**Exercise prompt**
Among the entries that follow, tally the lines with the string "text". Give no more than the number.

**Saved data entries**
>> begin

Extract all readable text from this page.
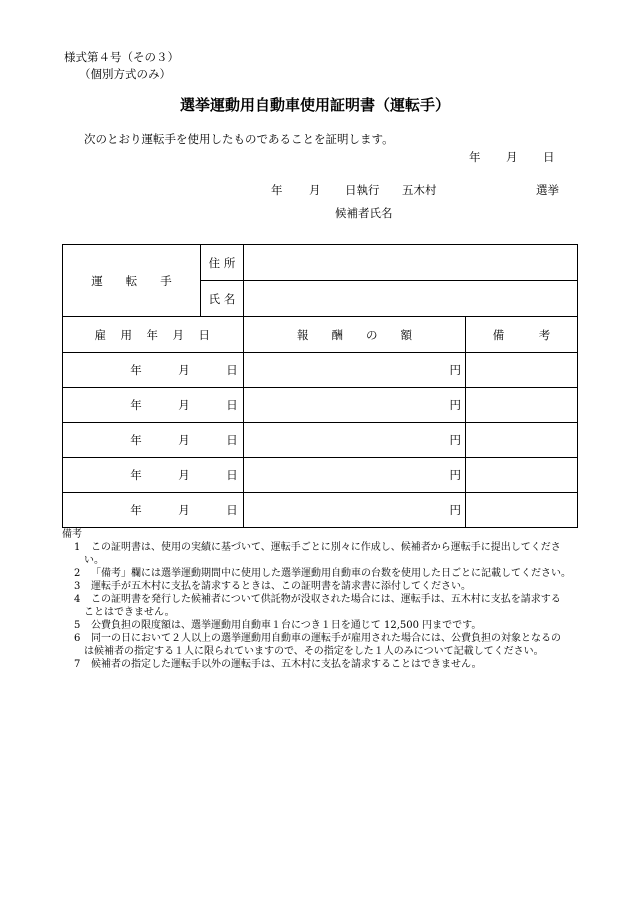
様式第４号（その３）
（個別方式のみ）
選挙運動用自動車使用証明書（運転手）
次のとおり運転手を使用したものであることを証明します。
年 月 日
年 月 日執行 五木村	選挙
候補者氏名
運　　転　　手	住 所		
	氏 名		
雇　用　年　月　日		報　　酬　　の　　額	備　　　考

年 月 日		円	

年 月 日		円	

年 月 日		円	

年 月 日		円	

年 月 日		円	
備考
1 この証明書は、使用の実績に基づいて、運転手ごとに別々に作成し、候補者から運転手に提出してくださ
い。
2 「備考」欄には選挙運動期間中に使用した選挙運動用自動車の台数を使用した日ごとに記載してください。
3 運転手が五木村に支払を請求するときは、この証明書を請求書に添付してください。
4 この証明書を発行した候補者について供託物が没収された場合には、運転手は、五木村に支払を請求する
ことはできません。
5 公費負担の限度額は、選挙運動用自動車１台につき１日を通じて 12,500 円までです。
6 同一の日において２人以上の選挙運動用自動車の運転手が雇用された場合には、公費負担の対象となるの
は候補者の指定する１人に限られていますので、その指定をした１人のみについて記載してください。
7 候補者の指定した運転手以外の運転手は、五木村に支払を請求することはできません。
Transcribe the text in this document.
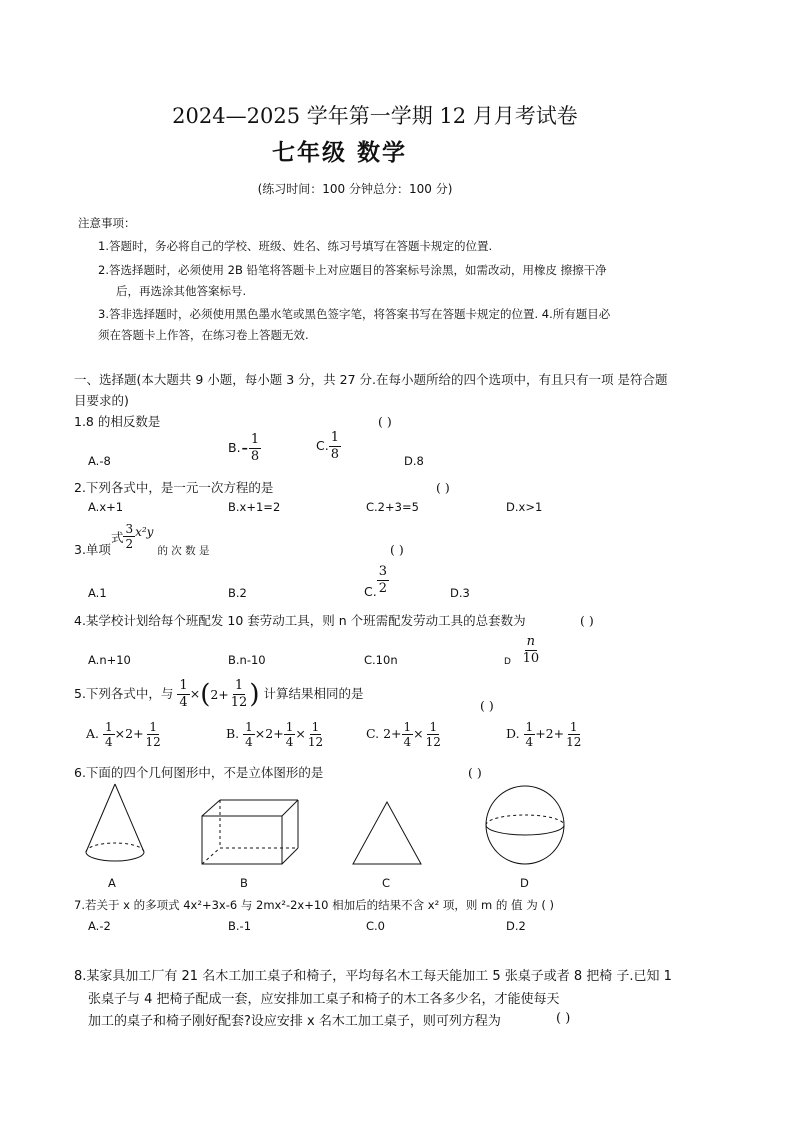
2024—2025 学年第一学期 12 月月考试卷
七年级 数学
(练习时间：100 分钟总分：100 分)
注意事项：
1.答题时，务必将自己的学校、班级、姓名、练习号填写在答题卡规定的位置.
2.答选择题时，必须使用 2B 铅笔将答题卡上对应题目的答案标号涂黑，如需改动，用橡皮 擦擦干净
后，再选涂其他答案标号.
3.答非选择题时，必须使用黑色墨水笔或黑色签字笔，将答案书写在答题卡规定的位置. 4.所有题目必
须在答题卡上作答，在练习卷上答题无效.
一、选择题(本大题共 9 小题，每小题 3 分，共 27 分.在每小题所给的四个选项中，有且只有一项 是符合题
目要求的)
1.8 的相反数是	( )
A.-8
$B.- \frac{1}{8}$	C. $\frac{1}{8}$	D.8
2.下列各式中，是一元一次方程的是	( )
A.x+1	B.x+1=2	C.2+3=5	D.x>1
3.单项式 $\frac{3}{2} x^2y_{的 次 数 是}$	( )
A.1	B.2	C. $\frac{3}{2}$	D.3
4.某学校计划给每个班配发 10 套劳动工具，则 n 个班需配发劳动工具的总套数为	( )
A.n+10	B.n-10	C.10n	$_D \frac{n}{10}$
5.下列各式中，与 $\frac{1}{4} \times(2+ \frac{1}{12}$ ) 计算结果相同的是
( )
A. $\frac{1}{4} \times 2+ \frac{1}{12}$	B. $\frac{1}{4} \times 2+ \frac{1}{4} \times \frac{1}{12}$	C. $2+ \frac{1}{4} \times \frac{1}{12}$	D. $\frac{1}{4} +2+ \frac{1}{12}$
6.下面的四个几何图形中，不是立体图形的是	( )
A	B	C	D
7.若关于 x 的多项式 4x²+3x-6 与 2mx²-2x+10 相加后的结果不含 x² 项，则 m 的 值 为 ( )
A.-2	B.-1	C.0	D.2
8.某家具加工厂有 21 名木工加工桌子和椅子，平均每名木工每天能加工 5 张桌子或者 8 把椅 子.已知 1
张桌子与 4 把椅子配成一套，应安排加工桌子和椅子的木工各多少名，才能使每天
加工的桌子和椅子刚好配套?设应安排 x 名木工加工桌子，则可列方程为	( )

>> end

**Answer**
2